-- Start of Records for this exercise --
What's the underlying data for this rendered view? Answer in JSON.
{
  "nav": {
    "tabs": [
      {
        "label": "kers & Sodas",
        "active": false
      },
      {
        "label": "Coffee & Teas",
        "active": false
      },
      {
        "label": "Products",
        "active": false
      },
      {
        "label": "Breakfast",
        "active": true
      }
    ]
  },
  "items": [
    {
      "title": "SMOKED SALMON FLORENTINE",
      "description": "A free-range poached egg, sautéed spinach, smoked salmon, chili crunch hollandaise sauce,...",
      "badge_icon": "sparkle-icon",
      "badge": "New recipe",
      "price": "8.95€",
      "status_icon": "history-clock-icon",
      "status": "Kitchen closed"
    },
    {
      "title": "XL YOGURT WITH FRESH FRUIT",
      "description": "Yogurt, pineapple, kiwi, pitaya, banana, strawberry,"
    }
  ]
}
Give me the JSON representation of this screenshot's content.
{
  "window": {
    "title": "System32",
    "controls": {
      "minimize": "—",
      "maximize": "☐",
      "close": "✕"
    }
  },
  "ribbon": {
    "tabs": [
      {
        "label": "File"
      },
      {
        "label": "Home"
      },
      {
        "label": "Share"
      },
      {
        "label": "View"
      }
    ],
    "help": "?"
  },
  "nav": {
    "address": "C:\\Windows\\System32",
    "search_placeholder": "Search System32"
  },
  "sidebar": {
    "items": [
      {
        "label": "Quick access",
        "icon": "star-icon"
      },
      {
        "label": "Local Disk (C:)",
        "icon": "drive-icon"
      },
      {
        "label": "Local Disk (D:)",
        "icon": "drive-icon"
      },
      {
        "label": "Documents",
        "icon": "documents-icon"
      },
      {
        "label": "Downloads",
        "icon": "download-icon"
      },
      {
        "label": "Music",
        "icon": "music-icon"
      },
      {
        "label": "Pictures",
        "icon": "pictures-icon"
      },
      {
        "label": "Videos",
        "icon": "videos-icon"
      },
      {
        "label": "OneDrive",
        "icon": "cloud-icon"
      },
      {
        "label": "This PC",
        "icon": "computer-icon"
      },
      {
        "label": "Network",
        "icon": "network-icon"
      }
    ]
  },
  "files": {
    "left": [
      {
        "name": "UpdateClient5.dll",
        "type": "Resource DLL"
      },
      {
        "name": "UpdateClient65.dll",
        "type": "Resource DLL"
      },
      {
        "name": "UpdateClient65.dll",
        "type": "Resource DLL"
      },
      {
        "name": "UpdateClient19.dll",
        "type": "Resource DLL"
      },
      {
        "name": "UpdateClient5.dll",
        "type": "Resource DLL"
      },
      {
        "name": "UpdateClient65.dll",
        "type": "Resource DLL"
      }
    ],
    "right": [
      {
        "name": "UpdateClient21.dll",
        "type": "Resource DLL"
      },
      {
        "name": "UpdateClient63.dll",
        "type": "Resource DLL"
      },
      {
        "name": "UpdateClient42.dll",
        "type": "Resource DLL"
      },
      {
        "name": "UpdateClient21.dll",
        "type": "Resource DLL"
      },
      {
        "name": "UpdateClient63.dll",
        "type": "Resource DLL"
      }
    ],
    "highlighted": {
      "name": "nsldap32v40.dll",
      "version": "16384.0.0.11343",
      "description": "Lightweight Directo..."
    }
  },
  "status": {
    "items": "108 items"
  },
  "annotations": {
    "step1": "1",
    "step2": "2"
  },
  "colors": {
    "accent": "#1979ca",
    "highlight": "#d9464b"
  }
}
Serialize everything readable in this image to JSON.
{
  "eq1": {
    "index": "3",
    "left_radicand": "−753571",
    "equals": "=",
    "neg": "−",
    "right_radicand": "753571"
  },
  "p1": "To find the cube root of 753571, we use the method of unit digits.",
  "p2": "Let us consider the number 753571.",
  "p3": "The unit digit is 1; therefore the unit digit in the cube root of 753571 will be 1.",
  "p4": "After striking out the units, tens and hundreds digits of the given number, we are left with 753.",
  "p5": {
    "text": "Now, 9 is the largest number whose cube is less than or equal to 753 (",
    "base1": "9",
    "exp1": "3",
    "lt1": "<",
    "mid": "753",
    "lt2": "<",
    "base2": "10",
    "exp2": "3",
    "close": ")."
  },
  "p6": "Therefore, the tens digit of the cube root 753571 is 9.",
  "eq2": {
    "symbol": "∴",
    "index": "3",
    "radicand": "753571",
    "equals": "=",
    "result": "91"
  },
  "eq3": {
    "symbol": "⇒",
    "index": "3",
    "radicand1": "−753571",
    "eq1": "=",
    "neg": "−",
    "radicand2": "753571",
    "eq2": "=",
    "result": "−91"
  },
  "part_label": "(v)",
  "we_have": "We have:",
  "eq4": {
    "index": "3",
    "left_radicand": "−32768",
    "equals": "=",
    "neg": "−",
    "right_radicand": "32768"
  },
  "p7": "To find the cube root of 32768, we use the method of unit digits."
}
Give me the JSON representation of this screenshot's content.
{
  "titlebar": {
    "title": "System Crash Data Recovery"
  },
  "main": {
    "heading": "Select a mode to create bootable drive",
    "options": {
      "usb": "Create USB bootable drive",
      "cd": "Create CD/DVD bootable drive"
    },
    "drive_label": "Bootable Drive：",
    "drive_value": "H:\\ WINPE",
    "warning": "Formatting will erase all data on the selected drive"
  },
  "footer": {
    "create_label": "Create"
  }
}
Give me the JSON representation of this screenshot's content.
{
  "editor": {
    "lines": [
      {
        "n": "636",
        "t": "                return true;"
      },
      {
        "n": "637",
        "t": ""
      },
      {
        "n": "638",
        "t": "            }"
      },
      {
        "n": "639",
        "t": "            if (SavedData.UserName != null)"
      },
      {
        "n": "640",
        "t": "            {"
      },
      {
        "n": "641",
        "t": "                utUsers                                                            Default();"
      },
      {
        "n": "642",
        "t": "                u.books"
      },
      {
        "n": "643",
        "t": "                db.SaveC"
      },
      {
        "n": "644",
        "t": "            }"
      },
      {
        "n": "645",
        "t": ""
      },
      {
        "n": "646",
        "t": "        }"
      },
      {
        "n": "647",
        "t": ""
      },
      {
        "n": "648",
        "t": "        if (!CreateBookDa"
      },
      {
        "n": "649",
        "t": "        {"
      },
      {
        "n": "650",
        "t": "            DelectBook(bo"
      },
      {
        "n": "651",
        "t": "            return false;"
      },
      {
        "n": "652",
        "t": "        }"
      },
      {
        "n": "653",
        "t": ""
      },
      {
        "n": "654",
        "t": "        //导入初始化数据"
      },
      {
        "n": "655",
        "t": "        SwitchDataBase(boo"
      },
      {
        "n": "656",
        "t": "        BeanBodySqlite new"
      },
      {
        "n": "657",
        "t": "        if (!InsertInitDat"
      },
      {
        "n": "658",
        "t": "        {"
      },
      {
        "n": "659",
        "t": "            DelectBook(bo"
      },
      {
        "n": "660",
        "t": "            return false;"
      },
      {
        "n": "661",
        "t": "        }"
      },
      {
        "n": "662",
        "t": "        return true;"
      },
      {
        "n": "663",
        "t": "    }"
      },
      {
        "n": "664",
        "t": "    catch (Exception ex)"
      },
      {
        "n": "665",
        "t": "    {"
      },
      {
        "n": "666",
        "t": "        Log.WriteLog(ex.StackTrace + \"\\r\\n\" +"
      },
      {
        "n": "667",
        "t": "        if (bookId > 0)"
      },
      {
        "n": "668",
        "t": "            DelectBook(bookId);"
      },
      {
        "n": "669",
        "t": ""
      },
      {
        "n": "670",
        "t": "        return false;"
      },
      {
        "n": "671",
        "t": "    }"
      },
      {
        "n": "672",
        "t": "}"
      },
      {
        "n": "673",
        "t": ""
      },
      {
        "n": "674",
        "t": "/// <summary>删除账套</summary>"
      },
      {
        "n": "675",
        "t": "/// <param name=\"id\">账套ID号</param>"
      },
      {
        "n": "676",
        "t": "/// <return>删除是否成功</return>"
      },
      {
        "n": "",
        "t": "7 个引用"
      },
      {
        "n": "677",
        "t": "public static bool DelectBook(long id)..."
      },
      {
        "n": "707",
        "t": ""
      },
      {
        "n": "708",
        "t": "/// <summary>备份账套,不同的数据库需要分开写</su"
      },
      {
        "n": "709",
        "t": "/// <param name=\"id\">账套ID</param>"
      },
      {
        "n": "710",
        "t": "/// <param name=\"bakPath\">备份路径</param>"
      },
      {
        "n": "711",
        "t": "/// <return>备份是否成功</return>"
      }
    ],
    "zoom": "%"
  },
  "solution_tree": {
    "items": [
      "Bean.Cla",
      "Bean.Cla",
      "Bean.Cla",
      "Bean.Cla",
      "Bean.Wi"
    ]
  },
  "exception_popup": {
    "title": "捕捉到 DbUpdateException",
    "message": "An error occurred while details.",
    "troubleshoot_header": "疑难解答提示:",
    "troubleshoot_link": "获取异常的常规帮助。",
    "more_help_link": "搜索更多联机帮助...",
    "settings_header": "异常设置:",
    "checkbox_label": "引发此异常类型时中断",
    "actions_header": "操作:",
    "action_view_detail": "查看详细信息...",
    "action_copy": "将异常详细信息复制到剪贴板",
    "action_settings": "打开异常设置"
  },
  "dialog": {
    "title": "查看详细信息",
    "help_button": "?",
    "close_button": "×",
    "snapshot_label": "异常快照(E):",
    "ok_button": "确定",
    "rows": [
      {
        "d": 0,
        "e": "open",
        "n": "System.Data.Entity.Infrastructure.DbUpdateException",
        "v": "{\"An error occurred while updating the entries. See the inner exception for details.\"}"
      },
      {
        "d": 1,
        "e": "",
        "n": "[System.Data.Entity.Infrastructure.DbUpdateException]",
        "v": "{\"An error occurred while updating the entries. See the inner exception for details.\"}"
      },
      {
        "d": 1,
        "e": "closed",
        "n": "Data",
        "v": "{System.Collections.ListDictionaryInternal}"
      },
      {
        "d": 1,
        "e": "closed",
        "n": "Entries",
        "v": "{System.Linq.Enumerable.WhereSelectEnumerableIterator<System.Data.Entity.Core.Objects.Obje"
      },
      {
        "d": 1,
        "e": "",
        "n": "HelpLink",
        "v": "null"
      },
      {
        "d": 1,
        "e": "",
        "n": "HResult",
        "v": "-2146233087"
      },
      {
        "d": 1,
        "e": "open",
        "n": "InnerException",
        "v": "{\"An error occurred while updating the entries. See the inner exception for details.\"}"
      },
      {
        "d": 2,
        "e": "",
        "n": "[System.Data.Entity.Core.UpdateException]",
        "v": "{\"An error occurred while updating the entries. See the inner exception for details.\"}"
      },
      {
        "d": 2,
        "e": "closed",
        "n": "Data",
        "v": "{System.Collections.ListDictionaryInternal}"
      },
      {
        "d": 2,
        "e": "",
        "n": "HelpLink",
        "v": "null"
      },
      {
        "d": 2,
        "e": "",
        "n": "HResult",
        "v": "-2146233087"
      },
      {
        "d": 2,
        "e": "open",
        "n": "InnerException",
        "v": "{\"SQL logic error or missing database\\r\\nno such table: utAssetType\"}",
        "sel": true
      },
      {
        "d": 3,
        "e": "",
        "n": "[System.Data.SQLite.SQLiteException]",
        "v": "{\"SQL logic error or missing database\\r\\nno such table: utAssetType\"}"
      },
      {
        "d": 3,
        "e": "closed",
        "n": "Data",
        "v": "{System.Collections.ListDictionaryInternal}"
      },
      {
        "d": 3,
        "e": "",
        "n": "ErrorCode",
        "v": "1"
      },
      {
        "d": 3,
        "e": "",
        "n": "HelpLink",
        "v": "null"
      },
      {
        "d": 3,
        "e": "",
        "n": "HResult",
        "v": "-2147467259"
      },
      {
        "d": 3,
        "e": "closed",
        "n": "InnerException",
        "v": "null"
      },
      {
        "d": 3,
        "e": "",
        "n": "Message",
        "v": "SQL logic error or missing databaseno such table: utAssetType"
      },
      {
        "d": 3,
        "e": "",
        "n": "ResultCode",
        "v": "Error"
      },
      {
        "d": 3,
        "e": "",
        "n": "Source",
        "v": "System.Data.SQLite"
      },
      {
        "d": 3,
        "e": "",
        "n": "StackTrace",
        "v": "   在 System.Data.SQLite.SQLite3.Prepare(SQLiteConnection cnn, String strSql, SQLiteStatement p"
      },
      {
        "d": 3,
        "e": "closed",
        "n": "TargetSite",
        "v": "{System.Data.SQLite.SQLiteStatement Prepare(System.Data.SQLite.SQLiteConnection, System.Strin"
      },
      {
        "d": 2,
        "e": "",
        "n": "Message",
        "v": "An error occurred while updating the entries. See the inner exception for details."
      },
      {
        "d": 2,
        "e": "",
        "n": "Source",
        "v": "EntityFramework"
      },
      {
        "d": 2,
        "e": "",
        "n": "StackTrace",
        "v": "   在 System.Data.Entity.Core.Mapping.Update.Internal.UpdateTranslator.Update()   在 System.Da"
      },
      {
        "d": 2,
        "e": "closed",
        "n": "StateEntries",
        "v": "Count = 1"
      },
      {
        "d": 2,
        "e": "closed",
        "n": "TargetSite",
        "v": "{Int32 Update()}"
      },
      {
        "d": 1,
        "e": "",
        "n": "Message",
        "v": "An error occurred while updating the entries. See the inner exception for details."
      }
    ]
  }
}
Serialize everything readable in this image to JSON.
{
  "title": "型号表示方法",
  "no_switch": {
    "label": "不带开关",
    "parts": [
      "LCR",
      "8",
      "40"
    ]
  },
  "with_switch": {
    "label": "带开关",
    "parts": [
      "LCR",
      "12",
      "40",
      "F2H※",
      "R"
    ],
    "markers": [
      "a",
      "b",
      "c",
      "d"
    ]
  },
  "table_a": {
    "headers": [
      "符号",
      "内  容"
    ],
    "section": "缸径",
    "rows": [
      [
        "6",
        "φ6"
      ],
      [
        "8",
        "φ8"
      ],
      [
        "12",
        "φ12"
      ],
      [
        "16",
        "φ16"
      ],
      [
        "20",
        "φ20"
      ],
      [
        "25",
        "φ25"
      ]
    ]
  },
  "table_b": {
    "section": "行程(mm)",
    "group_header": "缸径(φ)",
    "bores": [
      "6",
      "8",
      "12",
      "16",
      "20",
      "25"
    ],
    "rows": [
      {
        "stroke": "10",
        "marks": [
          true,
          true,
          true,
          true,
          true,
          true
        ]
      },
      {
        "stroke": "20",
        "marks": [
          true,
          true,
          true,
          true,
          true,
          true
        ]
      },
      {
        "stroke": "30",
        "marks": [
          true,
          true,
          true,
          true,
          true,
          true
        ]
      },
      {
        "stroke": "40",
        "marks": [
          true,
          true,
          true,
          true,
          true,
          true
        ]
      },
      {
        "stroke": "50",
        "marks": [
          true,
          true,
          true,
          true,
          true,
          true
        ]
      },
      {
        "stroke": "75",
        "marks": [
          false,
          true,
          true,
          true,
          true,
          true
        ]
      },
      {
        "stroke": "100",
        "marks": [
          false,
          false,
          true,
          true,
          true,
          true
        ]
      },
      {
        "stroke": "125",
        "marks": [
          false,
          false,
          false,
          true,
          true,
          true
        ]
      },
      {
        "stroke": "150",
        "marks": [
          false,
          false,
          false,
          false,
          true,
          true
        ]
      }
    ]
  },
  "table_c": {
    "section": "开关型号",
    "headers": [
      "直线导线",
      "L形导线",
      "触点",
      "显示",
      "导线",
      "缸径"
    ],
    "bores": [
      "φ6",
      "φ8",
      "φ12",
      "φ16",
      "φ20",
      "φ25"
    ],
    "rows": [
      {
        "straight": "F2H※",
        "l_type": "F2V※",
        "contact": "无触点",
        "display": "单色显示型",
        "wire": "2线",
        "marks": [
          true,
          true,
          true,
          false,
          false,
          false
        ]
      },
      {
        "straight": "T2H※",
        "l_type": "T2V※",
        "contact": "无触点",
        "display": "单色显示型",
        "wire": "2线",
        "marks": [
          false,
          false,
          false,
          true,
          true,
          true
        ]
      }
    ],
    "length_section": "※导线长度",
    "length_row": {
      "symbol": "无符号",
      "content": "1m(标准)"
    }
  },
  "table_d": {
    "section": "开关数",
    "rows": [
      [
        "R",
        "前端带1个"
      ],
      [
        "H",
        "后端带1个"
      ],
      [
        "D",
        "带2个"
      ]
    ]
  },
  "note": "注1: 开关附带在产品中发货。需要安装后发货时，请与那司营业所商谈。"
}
-- End of Records for this exercise --
For each line in the data above that contains the string "method", extract the line.

Result for this exercise
  "p1": "To find the cube root of 753571, we use the method of unit digits.",
  "p7": "To find the cube root of 32768, we use the method of unit digits."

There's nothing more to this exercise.